◆ WHAT THE TASK ASKS ◆
Each entry below must be repeated word for word.

Source records
- - -
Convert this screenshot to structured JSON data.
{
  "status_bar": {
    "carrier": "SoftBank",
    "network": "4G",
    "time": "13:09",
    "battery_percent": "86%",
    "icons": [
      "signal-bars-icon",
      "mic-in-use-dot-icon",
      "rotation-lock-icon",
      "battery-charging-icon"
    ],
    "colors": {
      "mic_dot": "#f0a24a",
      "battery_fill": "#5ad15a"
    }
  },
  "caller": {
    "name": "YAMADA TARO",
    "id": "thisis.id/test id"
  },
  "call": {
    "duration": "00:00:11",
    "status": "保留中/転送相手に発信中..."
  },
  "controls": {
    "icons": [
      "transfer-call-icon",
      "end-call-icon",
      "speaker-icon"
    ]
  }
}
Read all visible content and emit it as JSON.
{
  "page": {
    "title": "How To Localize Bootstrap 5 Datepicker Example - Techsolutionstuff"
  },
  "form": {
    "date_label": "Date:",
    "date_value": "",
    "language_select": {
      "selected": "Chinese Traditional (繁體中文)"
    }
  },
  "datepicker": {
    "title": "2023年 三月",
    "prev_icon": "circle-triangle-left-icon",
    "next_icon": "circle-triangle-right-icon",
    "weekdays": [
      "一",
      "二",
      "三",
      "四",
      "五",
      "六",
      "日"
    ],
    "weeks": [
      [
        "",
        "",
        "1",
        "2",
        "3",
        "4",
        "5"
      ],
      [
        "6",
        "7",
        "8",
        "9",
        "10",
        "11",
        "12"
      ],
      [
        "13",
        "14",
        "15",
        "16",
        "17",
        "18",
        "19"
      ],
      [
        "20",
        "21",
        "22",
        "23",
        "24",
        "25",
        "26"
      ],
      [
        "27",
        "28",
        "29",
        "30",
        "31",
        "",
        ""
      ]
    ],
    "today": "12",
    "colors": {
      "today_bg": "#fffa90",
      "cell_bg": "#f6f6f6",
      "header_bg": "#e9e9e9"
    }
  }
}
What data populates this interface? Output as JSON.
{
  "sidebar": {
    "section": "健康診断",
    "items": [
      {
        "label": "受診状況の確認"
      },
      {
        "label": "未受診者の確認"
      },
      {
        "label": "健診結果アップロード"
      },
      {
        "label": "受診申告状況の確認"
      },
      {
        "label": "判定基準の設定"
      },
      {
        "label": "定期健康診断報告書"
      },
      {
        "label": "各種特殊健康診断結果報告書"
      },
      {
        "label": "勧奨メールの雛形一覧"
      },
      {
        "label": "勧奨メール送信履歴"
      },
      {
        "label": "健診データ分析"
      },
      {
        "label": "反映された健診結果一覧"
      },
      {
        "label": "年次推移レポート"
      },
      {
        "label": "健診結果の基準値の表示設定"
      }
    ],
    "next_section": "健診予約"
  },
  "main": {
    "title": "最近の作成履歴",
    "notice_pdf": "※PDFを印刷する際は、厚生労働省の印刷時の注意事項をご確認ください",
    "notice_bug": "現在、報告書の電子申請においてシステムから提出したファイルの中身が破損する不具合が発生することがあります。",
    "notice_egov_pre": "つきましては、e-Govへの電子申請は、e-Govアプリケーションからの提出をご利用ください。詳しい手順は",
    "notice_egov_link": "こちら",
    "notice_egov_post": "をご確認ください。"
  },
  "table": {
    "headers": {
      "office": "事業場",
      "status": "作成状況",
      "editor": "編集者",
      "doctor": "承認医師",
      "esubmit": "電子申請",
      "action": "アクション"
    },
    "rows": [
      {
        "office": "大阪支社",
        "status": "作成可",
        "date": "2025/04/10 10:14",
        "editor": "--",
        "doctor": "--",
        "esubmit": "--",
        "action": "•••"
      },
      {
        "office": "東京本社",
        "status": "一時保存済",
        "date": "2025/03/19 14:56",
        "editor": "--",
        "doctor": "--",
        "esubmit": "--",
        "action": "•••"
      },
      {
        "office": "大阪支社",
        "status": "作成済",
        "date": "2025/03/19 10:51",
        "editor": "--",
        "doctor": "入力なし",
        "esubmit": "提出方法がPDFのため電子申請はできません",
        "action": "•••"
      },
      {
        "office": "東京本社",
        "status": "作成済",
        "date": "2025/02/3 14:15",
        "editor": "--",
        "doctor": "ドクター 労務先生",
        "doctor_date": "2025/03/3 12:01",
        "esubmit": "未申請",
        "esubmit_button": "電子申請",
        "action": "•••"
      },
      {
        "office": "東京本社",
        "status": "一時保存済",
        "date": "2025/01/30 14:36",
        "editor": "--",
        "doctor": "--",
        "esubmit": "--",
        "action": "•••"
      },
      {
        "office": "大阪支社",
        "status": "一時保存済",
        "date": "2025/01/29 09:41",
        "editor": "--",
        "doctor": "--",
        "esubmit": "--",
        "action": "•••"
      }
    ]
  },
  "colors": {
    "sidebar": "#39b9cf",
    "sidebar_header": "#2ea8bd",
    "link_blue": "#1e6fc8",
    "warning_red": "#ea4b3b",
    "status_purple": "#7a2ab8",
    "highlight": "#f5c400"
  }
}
- - -
◆ RESPONSE ◆
Convert this screenshot to structured JSON data.
{
  "status_bar": {
    "carrier": "SoftBank",
    "network": "4G",
    "time": "13:09",
    "battery_percent": "86%",
    "icons": [
      "signal-bars-icon",
      "mic-in-use-dot-icon",
      "rotation-lock-icon",
      "battery-charging-icon"
    ],
    "colors": {
      "mic_dot": "#f0a24a",
      "battery_fill": "#5ad15a"
    }
  },
  "caller": {
    "name": "YAMADA TARO",
    "id": "thisis.id/test id"
  },
  "call": {
    "duration": "00:00:11",
    "status": "保留中/転送相手に発信中..."
  },
  "controls": {
    "icons": [
      "transfer-call-icon",
      "end-call-icon",
      "speaker-icon"
    ]
  }
}
Read all visible content and emit it as JSON.
{
  "page": {
    "title": "How To Localize Bootstrap 5 Datepicker Example - Techsolutionstuff"
  },
  "form": {
    "date_label": "Date:",
    "date_value": "",
    "language_select": {
      "selected": "Chinese Traditional (繁體中文)"
    }
  },
  "datepicker": {
    "title": "2023年 三月",
    "prev_icon": "circle-triangle-left-icon",
    "next_icon": "circle-triangle-right-icon",
    "weekdays": [
      "一",
      "二",
      "三",
      "四",
      "五",
      "六",
      "日"
    ],
    "weeks": [
      [
        "",
        "",
        "1",
        "2",
        "3",
        "4",
        "5"
      ],
      [
        "6",
        "7",
        "8",
        "9",
        "10",
        "11",
        "12"
      ],
      [
        "13",
        "14",
        "15",
        "16",
        "17",
        "18",
        "19"
      ],
      [
        "20",
        "21",
        "22",
        "23",
        "24",
        "25",
        "26"
      ],
      [
        "27",
        "28",
        "29",
        "30",
        "31",
        "",
        ""
      ]
    ],
    "today": "12",
    "colors": {
      "today_bg": "#fffa90",
      "cell_bg": "#f6f6f6",
      "header_bg": "#e9e9e9"
    }
  }
}
What data populates this interface? Output as JSON.
{
  "sidebar": {
    "section": "健康診断",
    "items": [
      {
        "label": "受診状況の確認"
      },
      {
        "label": "未受診者の確認"
      },
      {
        "label": "健診結果アップロード"
      },
      {
        "label": "受診申告状況の確認"
      },
      {
        "label": "判定基準の設定"
      },
      {
        "label": "定期健康診断報告書"
      },
      {
        "label": "各種特殊健康診断結果報告書"
      },
      {
        "label": "勧奨メールの雛形一覧"
      },
      {
        "label": "勧奨メール送信履歴"
      },
      {
        "label": "健診データ分析"
      },
      {
        "label": "反映された健診結果一覧"
      },
      {
        "label": "年次推移レポート"
      },
      {
        "label": "健診結果の基準値の表示設定"
      }
    ],
    "next_section": "健診予約"
  },
  "main": {
    "title": "最近の作成履歴",
    "notice_pdf": "※PDFを印刷する際は、厚生労働省の印刷時の注意事項をご確認ください",
    "notice_bug": "現在、報告書の電子申請においてシステムから提出したファイルの中身が破損する不具合が発生することがあります。",
    "notice_egov_pre": "つきましては、e-Govへの電子申請は、e-Govアプリケーションからの提出をご利用ください。詳しい手順は",
    "notice_egov_link": "こちら",
    "notice_egov_post": "をご確認ください。"
  },
  "table": {
    "headers": {
      "office": "事業場",
      "status": "作成状況",
      "editor": "編集者",
      "doctor": "承認医師",
      "esubmit": "電子申請",
      "action": "アクション"
    },
    "rows": [
      {
        "office": "大阪支社",
        "status": "作成可",
        "date": "2025/04/10 10:14",
        "editor": "--",
        "doctor": "--",
        "esubmit": "--",
        "action": "•••"
      },
      {
        "office": "東京本社",
        "status": "一時保存済",
        "date": "2025/03/19 14:56",
        "editor": "--",
        "doctor": "--",
        "esubmit": "--",
        "action": "•••"
      },
      {
        "office": "大阪支社",
        "status": "作成済",
        "date": "2025/03/19 10:51",
        "editor": "--",
        "doctor": "入力なし",
        "esubmit": "提出方法がPDFのため電子申請はできません",
        "action": "•••"
      },
      {
        "office": "東京本社",
        "status": "作成済",
        "date": "2025/02/3 14:15",
        "editor": "--",
        "doctor": "ドクター 労務先生",
        "doctor_date": "2025/03/3 12:01",
        "esubmit": "未申請",
        "esubmit_button": "電子申請",
        "action": "•••"
      },
      {
        "office": "東京本社",
        "status": "一時保存済",
        "date": "2025/01/30 14:36",
        "editor": "--",
        "doctor": "--",
        "esubmit": "--",
        "action": "•••"
      },
      {
        "office": "大阪支社",
        "status": "一時保存済",
        "date": "2025/01/29 09:41",
        "editor": "--",
        "doctor": "--",
        "esubmit": "--",
        "action": "•••"
      }
    ]
  },
  "colors": {
    "sidebar": "#39b9cf",
    "sidebar_header": "#2ea8bd",
    "link_blue": "#1e6fc8",
    "warning_red": "#ea4b3b",
    "status_purple": "#7a2ab8",
    "highlight": "#f5c400"
  }
}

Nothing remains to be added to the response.